- SET EXERCISE -
Repeat the listing in full, preserving every character.

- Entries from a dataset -
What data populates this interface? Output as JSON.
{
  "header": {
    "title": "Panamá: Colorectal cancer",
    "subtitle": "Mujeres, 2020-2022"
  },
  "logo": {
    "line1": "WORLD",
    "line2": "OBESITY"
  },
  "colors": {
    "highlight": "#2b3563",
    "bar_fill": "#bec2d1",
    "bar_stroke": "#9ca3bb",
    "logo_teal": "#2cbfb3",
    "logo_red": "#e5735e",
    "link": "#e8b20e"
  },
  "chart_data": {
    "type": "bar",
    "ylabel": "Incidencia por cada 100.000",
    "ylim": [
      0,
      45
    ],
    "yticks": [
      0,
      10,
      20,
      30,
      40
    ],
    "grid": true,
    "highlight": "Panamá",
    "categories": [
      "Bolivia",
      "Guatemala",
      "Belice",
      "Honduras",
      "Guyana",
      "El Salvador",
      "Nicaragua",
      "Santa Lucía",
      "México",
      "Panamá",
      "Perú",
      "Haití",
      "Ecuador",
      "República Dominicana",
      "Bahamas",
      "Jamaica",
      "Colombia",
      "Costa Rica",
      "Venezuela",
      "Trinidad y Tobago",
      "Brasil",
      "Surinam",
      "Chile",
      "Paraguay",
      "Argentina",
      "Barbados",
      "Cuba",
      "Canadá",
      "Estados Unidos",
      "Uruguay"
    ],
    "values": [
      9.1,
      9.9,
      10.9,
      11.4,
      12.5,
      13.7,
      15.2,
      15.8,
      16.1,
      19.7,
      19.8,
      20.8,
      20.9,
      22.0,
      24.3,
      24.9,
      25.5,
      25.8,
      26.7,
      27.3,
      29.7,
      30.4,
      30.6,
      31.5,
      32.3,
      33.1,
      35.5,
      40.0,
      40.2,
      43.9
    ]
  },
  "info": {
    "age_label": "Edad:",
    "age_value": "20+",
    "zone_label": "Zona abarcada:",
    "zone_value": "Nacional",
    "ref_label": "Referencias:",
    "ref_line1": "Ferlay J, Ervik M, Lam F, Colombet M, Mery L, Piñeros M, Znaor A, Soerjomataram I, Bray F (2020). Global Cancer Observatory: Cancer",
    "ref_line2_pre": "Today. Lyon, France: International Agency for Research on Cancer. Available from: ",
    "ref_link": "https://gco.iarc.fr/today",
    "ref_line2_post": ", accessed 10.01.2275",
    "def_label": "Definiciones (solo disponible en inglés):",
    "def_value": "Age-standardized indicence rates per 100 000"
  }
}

- TASK OUTPUT -
What data populates this interface? Output as JSON.
{
  "header": {
    "title": "Panamá: Colorectal cancer",
    "subtitle": "Mujeres, 2020-2022"
  },
  "logo": {
    "line1": "WORLD",
    "line2": "OBESITY"
  },
  "colors": {
    "highlight": "#2b3563",
    "bar_fill": "#bec2d1",
    "bar_stroke": "#9ca3bb",
    "logo_teal": "#2cbfb3",
    "logo_red": "#e5735e",
    "link": "#e8b20e"
  },
  "chart_data": {
    "type": "bar",
    "ylabel": "Incidencia por cada 100.000",
    "ylim": [
      0,
      45
    ],
    "yticks": [
      0,
      10,
      20,
      30,
      40
    ],
    "grid": true,
    "highlight": "Panamá",
    "categories": [
      "Bolivia",
      "Guatemala",
      "Belice",
      "Honduras",
      "Guyana",
      "El Salvador",
      "Nicaragua",
      "Santa Lucía",
      "México",
      "Panamá",
      "Perú",
      "Haití",
      "Ecuador",
      "República Dominicana",
      "Bahamas",
      "Jamaica",
      "Colombia",
      "Costa Rica",
      "Venezuela",
      "Trinidad y Tobago",
      "Brasil",
      "Surinam",
      "Chile",
      "Paraguay",
      "Argentina",
      "Barbados",
      "Cuba",
      "Canadá",
      "Estados Unidos",
      "Uruguay"
    ],
    "values": [
      9.1,
      9.9,
      10.9,
      11.4,
      12.5,
      13.7,
      15.2,
      15.8,
      16.1,
      19.7,
      19.8,
      20.8,
      20.9,
      22.0,
      24.3,
      24.9,
      25.5,
      25.8,
      26.7,
      27.3,
      29.7,
      30.4,
      30.6,
      31.5,
      32.3,
      33.1,
      35.5,
      40.0,
      40.2,
      43.9
    ]
  },
  "info": {
    "age_label": "Edad:",
    "age_value": "20+",
    "zone_label": "Zona abarcada:",
    "zone_value": "Nacional",
    "ref_label": "Referencias:",
    "ref_line1": "Ferlay J, Ervik M, Lam F, Colombet M, Mery L, Piñeros M, Znaor A, Soerjomataram I, Bray F (2020). Global Cancer Observatory: Cancer",
    "ref_line2_pre": "Today. Lyon, France: International Agency for Research on Cancer. Available from: ",
    "ref_link": "https://gco.iarc.fr/today",
    "ref_line2_post": ", accessed 10.01.2275",
    "def_label": "Definiciones (solo disponible en inglés):",
    "def_value": "Age-standardized indicence rates per 100 000"
  }
}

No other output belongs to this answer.